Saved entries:

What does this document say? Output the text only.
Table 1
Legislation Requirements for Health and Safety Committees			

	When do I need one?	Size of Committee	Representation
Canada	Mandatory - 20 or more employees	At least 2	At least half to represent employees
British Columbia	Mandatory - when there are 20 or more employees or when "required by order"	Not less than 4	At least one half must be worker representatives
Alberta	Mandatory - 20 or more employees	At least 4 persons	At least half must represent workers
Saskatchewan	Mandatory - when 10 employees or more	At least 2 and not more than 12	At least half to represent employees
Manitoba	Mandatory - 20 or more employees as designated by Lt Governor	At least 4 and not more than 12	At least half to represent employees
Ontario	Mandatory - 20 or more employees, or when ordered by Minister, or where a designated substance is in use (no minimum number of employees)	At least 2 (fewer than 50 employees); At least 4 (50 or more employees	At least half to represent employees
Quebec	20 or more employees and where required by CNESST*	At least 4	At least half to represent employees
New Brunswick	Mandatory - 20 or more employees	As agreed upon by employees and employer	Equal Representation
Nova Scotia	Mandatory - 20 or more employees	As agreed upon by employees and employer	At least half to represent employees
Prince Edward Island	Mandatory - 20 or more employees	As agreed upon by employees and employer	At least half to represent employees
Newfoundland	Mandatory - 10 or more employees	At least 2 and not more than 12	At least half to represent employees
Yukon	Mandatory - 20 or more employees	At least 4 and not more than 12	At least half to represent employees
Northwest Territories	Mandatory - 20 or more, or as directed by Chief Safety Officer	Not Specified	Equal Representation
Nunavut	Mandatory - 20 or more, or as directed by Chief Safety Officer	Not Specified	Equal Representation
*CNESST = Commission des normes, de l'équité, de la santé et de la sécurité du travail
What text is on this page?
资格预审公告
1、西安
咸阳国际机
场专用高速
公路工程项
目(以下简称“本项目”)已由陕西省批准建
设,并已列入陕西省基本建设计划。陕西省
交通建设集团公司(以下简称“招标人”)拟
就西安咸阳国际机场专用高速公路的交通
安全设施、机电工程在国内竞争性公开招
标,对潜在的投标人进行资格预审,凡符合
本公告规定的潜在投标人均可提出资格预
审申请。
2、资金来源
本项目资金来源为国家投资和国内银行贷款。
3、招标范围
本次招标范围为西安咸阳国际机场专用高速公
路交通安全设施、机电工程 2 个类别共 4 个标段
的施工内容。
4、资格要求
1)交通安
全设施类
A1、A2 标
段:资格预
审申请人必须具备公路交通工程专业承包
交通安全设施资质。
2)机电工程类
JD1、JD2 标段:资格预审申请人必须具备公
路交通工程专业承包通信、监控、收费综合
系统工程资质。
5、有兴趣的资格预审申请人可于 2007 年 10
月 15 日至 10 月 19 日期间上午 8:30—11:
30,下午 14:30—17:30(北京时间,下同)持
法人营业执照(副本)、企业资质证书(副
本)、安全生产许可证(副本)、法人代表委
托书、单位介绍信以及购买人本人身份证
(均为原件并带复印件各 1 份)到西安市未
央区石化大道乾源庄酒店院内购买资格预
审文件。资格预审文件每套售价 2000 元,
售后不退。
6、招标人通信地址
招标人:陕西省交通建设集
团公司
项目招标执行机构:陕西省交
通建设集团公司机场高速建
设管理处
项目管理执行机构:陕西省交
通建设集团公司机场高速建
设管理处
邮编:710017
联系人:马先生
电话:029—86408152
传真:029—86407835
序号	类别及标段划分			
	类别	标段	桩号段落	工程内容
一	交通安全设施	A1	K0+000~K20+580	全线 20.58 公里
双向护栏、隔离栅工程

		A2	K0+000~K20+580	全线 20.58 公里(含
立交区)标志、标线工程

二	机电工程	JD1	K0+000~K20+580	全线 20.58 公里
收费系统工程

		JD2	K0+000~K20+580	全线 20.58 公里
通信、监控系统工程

Work required » Reproduce all of the data exactly as given.

The response »
What does this document say? Output the text only.
Table 1
Legislation Requirements for Health and Safety Committees			

	When do I need one?	Size of Committee	Representation
Canada	Mandatory - 20 or more employees	At least 2	At least half to represent employees
British Columbia	Mandatory - when there are 20 or more employees or when "required by order"	Not less than 4	At least one half must be worker representatives
Alberta	Mandatory - 20 or more employees	At least 4 persons	At least half must represent workers
Saskatchewan	Mandatory - when 10 employees or more	At least 2 and not more than 12	At least half to represent employees
Manitoba	Mandatory - 20 or more employees as designated by Lt Governor	At least 4 and not more than 12	At least half to represent employees
Ontario	Mandatory - 20 or more employees, or when ordered by Minister, or where a designated substance is in use (no minimum number of employees)	At least 2 (fewer than 50 employees); At least 4 (50 or more employees	At least half to represent employees
Quebec	20 or more employees and where required by CNESST*	At least 4	At least half to represent employees
New Brunswick	Mandatory - 20 or more employees	As agreed upon by employees and employer	Equal Representation
Nova Scotia	Mandatory - 20 or more employees	As agreed upon by employees and employer	At least half to represent employees
Prince Edward Island	Mandatory - 20 or more employees	As agreed upon by employees and employer	At least half to represent employees
Newfoundland	Mandatory - 10 or more employees	At least 2 and not more than 12	At least half to represent employees
Yukon	Mandatory - 20 or more employees	At least 4 and not more than 12	At least half to represent employees
Northwest Territories	Mandatory - 20 or more, or as directed by Chief Safety Officer	Not Specified	Equal Representation
Nunavut	Mandatory - 20 or more, or as directed by Chief Safety Officer	Not Specified	Equal Representation
*CNESST = Commission des normes, de l'équité, de la santé et de la sécurité du travail
What text is on this page?
资格预审公告
1、西安
咸阳国际机
场专用高速
公路工程项
目(以下简称“本项目”)已由陕西省批准建
设,并已列入陕西省基本建设计划。陕西省
交通建设集团公司(以下简称“招标人”)拟
就西安咸阳国际机场专用高速公路的交通
安全设施、机电工程在国内竞争性公开招
标,对潜在的投标人进行资格预审,凡符合
本公告规定的潜在投标人均可提出资格预
审申请。
2、资金来源
本项目资金来源为国家投资和国内银行贷款。
3、招标范围
本次招标范围为西安咸阳国际机场专用高速公
路交通安全设施、机电工程 2 个类别共 4 个标段
的施工内容。
4、资格要求
1)交通安
全设施类
A1、A2 标
段:资格预
审申请人必须具备公路交通工程专业承包
交通安全设施资质。
2)机电工程类
JD1、JD2 标段:资格预审申请人必须具备公
路交通工程专业承包通信、监控、收费综合
系统工程资质。
5、有兴趣的资格预审申请人可于 2007 年 10
月 15 日至 10 月 19 日期间上午 8:30—11:
30,下午 14:30—17:30(北京时间,下同)持
法人营业执照(副本)、企业资质证书(副
本)、安全生产许可证(副本)、法人代表委
托书、单位介绍信以及购买人本人身份证
(均为原件并带复印件各 1 份)到西安市未
央区石化大道乾源庄酒店院内购买资格预
审文件。资格预审文件每套售价 2000 元,
售后不退。
6、招标人通信地址
招标人:陕西省交通建设集
团公司
项目招标执行机构:陕西省交
通建设集团公司机场高速建
设管理处
项目管理执行机构:陕西省交
通建设集团公司机场高速建
设管理处
邮编:710017
联系人:马先生
电话:029—86408152
传真:029—86407835
序号	类别及标段划分			
	类别	标段	桩号段落	工程内容
一	交通安全设施	A1	K0+000~K20+580	全线 20.58 公里
双向护栏、隔离栅工程

		A2	K0+000~K20+580	全线 20.58 公里(含
立交区)标志、标线工程

二	机电工程	JD1	K0+000~K20+580	全线 20.58 公里
收费系统工程

		JD2	K0+000~K20+580	全线 20.58 公里
通信、监控系统工程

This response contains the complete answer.